:: Dataset records on visual material ::
☆ ☆ ☆
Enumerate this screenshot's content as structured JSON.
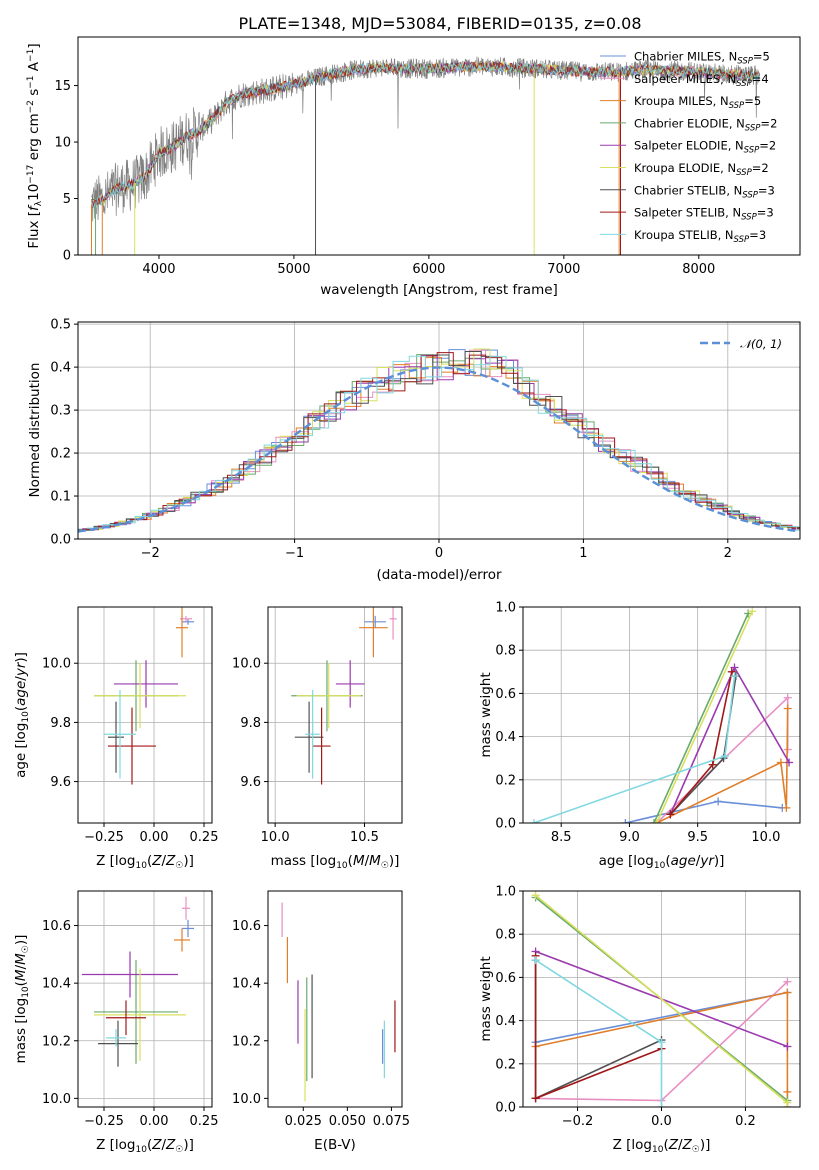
{
  "title": "PLATE=1348, MJD=53084, FIBERID=0135, z=0.08",
  "models": [
    {
      "name": "Chabrier MILES",
      "nssp": "5",
      "color": "#6a8fd8"
    },
    {
      "name": "Salpeter MILES",
      "nssp": "4",
      "color": "#e88fc2"
    },
    {
      "name": "Kroupa MILES",
      "nssp": "5",
      "color": "#e07f2a"
    },
    {
      "name": "Chabrier ELODIE",
      "nssp": "2",
      "color": "#6aaa6a"
    },
    {
      "name": "Salpeter ELODIE",
      "nssp": "2",
      "color": "#9a3aaf"
    },
    {
      "name": "Kroupa ELODIE",
      "nssp": "2",
      "color": "#d8e060"
    },
    {
      "name": "Chabrier STELIB",
      "nssp": "3",
      "color": "#505050"
    },
    {
      "name": "Salpeter STELIB",
      "nssp": "3",
      "color": "#a01818"
    },
    {
      "name": "Kroupa STELIB",
      "nssp": "3",
      "color": "#80d8e0"
    }
  ],
  "chart_data": [
    {
      "type": "line",
      "id": "spectrum",
      "xlabel": "wavelength [Angstrom, rest frame]",
      "ylabel": "Flux [f_λ 10^-17 erg cm^-2 s^-1 A^-1]",
      "xlim": [
        3400,
        8750
      ],
      "ylim": [
        0,
        19.3
      ],
      "xticks": [
        4000,
        5000,
        6000,
        7000,
        8000
      ],
      "yticks": [
        0,
        5,
        10,
        15
      ],
      "grid": false,
      "legend": "right",
      "data_color": "#808080",
      "continuum": [
        [
          3500,
          4.5
        ],
        [
          3600,
          5
        ],
        [
          3700,
          6
        ],
        [
          3800,
          6.2
        ],
        [
          3900,
          7
        ],
        [
          4000,
          9
        ],
        [
          4100,
          9.5
        ],
        [
          4200,
          10.5
        ],
        [
          4300,
          11
        ],
        [
          4400,
          12
        ],
        [
          4500,
          13.5
        ],
        [
          4600,
          14.2
        ],
        [
          4800,
          14.6
        ],
        [
          5000,
          15.1
        ],
        [
          5200,
          15.8
        ],
        [
          5400,
          16.3
        ],
        [
          5600,
          16.6
        ],
        [
          5800,
          16.5
        ],
        [
          6000,
          16.5
        ],
        [
          6200,
          16.6
        ],
        [
          6400,
          16.7
        ],
        [
          6600,
          16.6
        ],
        [
          6800,
          16.5
        ],
        [
          7000,
          16.3
        ],
        [
          7200,
          16.2
        ],
        [
          7400,
          16.2
        ],
        [
          7600,
          16.4
        ],
        [
          7800,
          16.3
        ],
        [
          8000,
          16.2
        ],
        [
          8200,
          16.0
        ],
        [
          8400,
          15.9
        ]
      ]
    },
    {
      "type": "line",
      "id": "residuals",
      "xlabel": "(data-model)/error",
      "ylabel": "Normed distribution",
      "xlim": [
        -2.5,
        2.5
      ],
      "ylim": [
        0,
        0.505
      ],
      "xticks": [
        -2,
        -1,
        0,
        1,
        2
      ],
      "yticks": [
        0.0,
        0.1,
        0.2,
        0.3,
        0.4,
        0.5
      ],
      "grid": true,
      "legend": "top-right",
      "gauss_label": "𝒩(0, 1)",
      "gauss_color": "#5b8fd8"
    },
    {
      "type": "scatter",
      "id": "age_vs_Z",
      "xlabel": "Z [log10(Z/Z☉)]",
      "ylabel": "age  [log10(age/yr)]",
      "xlim": [
        -0.38,
        0.29
      ],
      "ylim": [
        9.46,
        10.19
      ],
      "xticks": [
        -0.25,
        0.0,
        0.25
      ],
      "yticks": [
        9.6,
        9.8,
        10.0
      ],
      "grid": true,
      "points": [
        {
          "m": 0,
          "x": 0.17,
          "y": 10.14,
          "xe": 0.03,
          "ye": 0.01
        },
        {
          "m": 1,
          "x": 0.16,
          "y": 10.15,
          "xe": 0.03,
          "ye": 0.01
        },
        {
          "m": 2,
          "x": 0.14,
          "y": 10.12,
          "xe": 0.03,
          "ye": 0.1
        },
        {
          "m": 3,
          "x": -0.09,
          "y": 9.89,
          "xe": 0.21,
          "ye": 0.12
        },
        {
          "m": 4,
          "x": -0.04,
          "y": 9.93,
          "xe": 0.16,
          "ye": 0.08
        },
        {
          "m": 5,
          "x": -0.07,
          "y": 9.89,
          "xe": 0.23,
          "ye": 0.11
        },
        {
          "m": 6,
          "x": -0.19,
          "y": 9.75,
          "xe": 0.04,
          "ye": 0.12
        },
        {
          "m": 7,
          "x": -0.11,
          "y": 9.72,
          "xe": 0.12,
          "ye": 0.13
        },
        {
          "m": 8,
          "x": -0.17,
          "y": 9.76,
          "xe": 0.08,
          "ye": 0.15
        }
      ]
    },
    {
      "type": "scatter",
      "id": "age_vs_mass",
      "xlabel": "mass [log10(M/M☉)]",
      "ylabel": "",
      "xlim": [
        9.96,
        10.71
      ],
      "ylim": [
        9.46,
        10.19
      ],
      "xticks": [
        10.0,
        10.5
      ],
      "yticks": [
        9.6,
        9.8,
        10.0
      ],
      "grid": true,
      "points": [
        {
          "m": 0,
          "x": 10.56,
          "y": 10.14,
          "xe": 0.06,
          "ye": 0.02
        },
        {
          "m": 1,
          "x": 10.66,
          "y": 10.15,
          "xe": 0.02,
          "ye": 0.07
        },
        {
          "m": 2,
          "x": 10.55,
          "y": 10.12,
          "xe": 0.08,
          "ye": 0.1
        },
        {
          "m": 3,
          "x": 10.29,
          "y": 9.89,
          "xe": 0.2,
          "ye": 0.12
        },
        {
          "m": 4,
          "x": 10.42,
          "y": 9.93,
          "xe": 0.08,
          "ye": 0.08
        },
        {
          "m": 5,
          "x": 10.3,
          "y": 9.89,
          "xe": 0.18,
          "ye": 0.11
        },
        {
          "m": 6,
          "x": 10.19,
          "y": 9.75,
          "xe": 0.08,
          "ye": 0.12
        },
        {
          "m": 7,
          "x": 10.26,
          "y": 9.72,
          "xe": 0.05,
          "ye": 0.13
        },
        {
          "m": 8,
          "x": 10.21,
          "y": 9.76,
          "xe": 0.04,
          "ye": 0.15
        }
      ]
    },
    {
      "type": "line",
      "id": "weight_vs_age",
      "xlabel": "age  [log10(age/yr)]",
      "ylabel": "mass weight",
      "xlim": [
        8.22,
        10.25
      ],
      "ylim": [
        0,
        1.0
      ],
      "xticks": [
        8.5,
        9.0,
        9.5,
        10.0
      ],
      "yticks": [
        0.0,
        0.2,
        0.4,
        0.6,
        0.8,
        1.0
      ],
      "grid": true,
      "series": [
        {
          "m": 0,
          "x": [
            8.97,
            9.65,
            10.12
          ],
          "y": [
            0.0,
            0.1,
            0.07
          ]
        },
        {
          "m": 1,
          "x": [
            9.2,
            10.16,
            10.16
          ],
          "y": [
            0.0,
            0.58,
            0.34
          ]
        },
        {
          "m": 2,
          "x": [
            9.2,
            10.11,
            10.15,
            10.16
          ],
          "y": [
            0.0,
            0.28,
            0.07,
            0.53
          ]
        },
        {
          "m": 3,
          "x": [
            9.18,
            9.87
          ],
          "y": [
            0.0,
            0.97
          ]
        },
        {
          "m": 4,
          "x": [
            9.3,
            9.77,
            10.17
          ],
          "y": [
            0.04,
            0.72,
            0.28
          ]
        },
        {
          "m": 5,
          "x": [
            9.2,
            9.9
          ],
          "y": [
            0.0,
            0.98
          ]
        },
        {
          "m": 6,
          "x": [
            9.3,
            9.69,
            9.78
          ],
          "y": [
            0.04,
            0.3,
            0.68
          ]
        },
        {
          "m": 7,
          "x": [
            9.3,
            9.61,
            9.75
          ],
          "y": [
            0.04,
            0.27,
            0.7
          ]
        },
        {
          "m": 8,
          "x": [
            8.3,
            9.7,
            9.77
          ],
          "y": [
            0.0,
            0.31,
            0.68
          ]
        }
      ]
    },
    {
      "type": "scatter",
      "id": "mass_vs_Z",
      "xlabel": "Z [log10(Z/Z☉)]",
      "ylabel": "mass [log10(M/M☉)]",
      "xlim": [
        -0.38,
        0.29
      ],
      "ylim": [
        9.97,
        10.72
      ],
      "xticks": [
        -0.25,
        0.0,
        0.25
      ],
      "yticks": [
        10.0,
        10.2,
        10.4,
        10.6
      ],
      "grid": true,
      "points": [
        {
          "m": 0,
          "x": 0.17,
          "y": 10.59,
          "xe": 0.03,
          "ye": 0.03
        },
        {
          "m": 1,
          "x": 0.16,
          "y": 10.66,
          "xe": 0.02,
          "ye": 0.04
        },
        {
          "m": 2,
          "x": 0.14,
          "y": 10.55,
          "xe": 0.04,
          "ye": 0.04
        },
        {
          "m": 3,
          "x": -0.09,
          "y": 10.3,
          "xe": 0.21,
          "ye": 0.18
        },
        {
          "m": 4,
          "x": -0.12,
          "y": 10.43,
          "xe": 0.24,
          "ye": 0.08
        },
        {
          "m": 5,
          "x": -0.07,
          "y": 10.29,
          "xe": 0.23,
          "ye": 0.16
        },
        {
          "m": 6,
          "x": -0.18,
          "y": 10.19,
          "xe": 0.1,
          "ye": 0.08
        },
        {
          "m": 7,
          "x": -0.14,
          "y": 10.28,
          "xe": 0.1,
          "ye": 0.06
        },
        {
          "m": 8,
          "x": -0.19,
          "y": 10.21,
          "xe": 0.05,
          "ye": 0.03
        }
      ]
    },
    {
      "type": "scatter",
      "id": "mass_vs_ebv",
      "xlabel": "E(B-V)",
      "ylabel": "",
      "xlim": [
        0.005,
        0.081
      ],
      "ylim": [
        9.97,
        10.72
      ],
      "xticks": [
        0.025,
        0.05,
        0.075
      ],
      "yticks": [
        10.0,
        10.2,
        10.4,
        10.6
      ],
      "grid": false,
      "points": [
        {
          "m": 0,
          "x": 0.07,
          "y": 10.18,
          "xe": 0,
          "ye": 0.06
        },
        {
          "m": 1,
          "x": 0.013,
          "y": 10.62,
          "xe": 0,
          "ye": 0.06
        },
        {
          "m": 2,
          "x": 0.016,
          "y": 10.48,
          "xe": 0,
          "ye": 0.08
        },
        {
          "m": 3,
          "x": 0.027,
          "y": 10.24,
          "xe": 0,
          "ye": 0.18
        },
        {
          "m": 4,
          "x": 0.022,
          "y": 10.3,
          "xe": 0,
          "ye": 0.11
        },
        {
          "m": 5,
          "x": 0.026,
          "y": 10.15,
          "xe": 0,
          "ye": 0.16
        },
        {
          "m": 6,
          "x": 0.03,
          "y": 10.25,
          "xe": 0,
          "ye": 0.18
        },
        {
          "m": 7,
          "x": 0.077,
          "y": 10.25,
          "xe": 0,
          "ye": 0.09
        },
        {
          "m": 8,
          "x": 0.071,
          "y": 10.17,
          "xe": 0,
          "ye": 0.1
        }
      ]
    },
    {
      "type": "line",
      "id": "weight_vs_Z",
      "xlabel": "Z [log10(Z/Z☉)]",
      "ylabel": "mass weight",
      "xlim": [
        -0.33,
        0.33
      ],
      "ylim": [
        0,
        1.0
      ],
      "xticks": [
        -0.2,
        0.0,
        0.2
      ],
      "yticks": [
        0.0,
        0.2,
        0.4,
        0.6,
        0.8,
        1.0
      ],
      "grid": true,
      "series": [
        {
          "m": 0,
          "x": [
            -0.3,
            0.3
          ],
          "y": [
            0.3,
            0.53
          ]
        },
        {
          "m": 1,
          "x": [
            -0.3,
            0.0,
            0.3
          ],
          "y": [
            0.04,
            0.03,
            0.58
          ]
        },
        {
          "m": 2,
          "x": [
            -0.3,
            0.3,
            0.3,
            0.3
          ],
          "y": [
            0.28,
            0.53,
            0.07,
            0.0
          ]
        },
        {
          "m": 3,
          "x": [
            -0.3,
            0.3
          ],
          "y": [
            0.97,
            0.03
          ]
        },
        {
          "m": 4,
          "x": [
            -0.3,
            0.3
          ],
          "y": [
            0.72,
            0.28
          ]
        },
        {
          "m": 5,
          "x": [
            -0.3,
            0.3
          ],
          "y": [
            0.98,
            0.02
          ]
        },
        {
          "m": 6,
          "x": [
            -0.3,
            -0.3,
            0.0
          ],
          "y": [
            0.68,
            0.04,
            0.31
          ]
        },
        {
          "m": 7,
          "x": [
            -0.3,
            -0.3,
            0.0
          ],
          "y": [
            0.7,
            0.04,
            0.27
          ]
        },
        {
          "m": 8,
          "x": [
            -0.3,
            0.0,
            0.0
          ],
          "y": [
            0.68,
            0.3,
            0.0
          ]
        }
      ]
    }
  ]
}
☆ ☆ ☆
Provide only the count of lines in the data above that include the string "ylabel".

:: TASK SOLUTION ::
8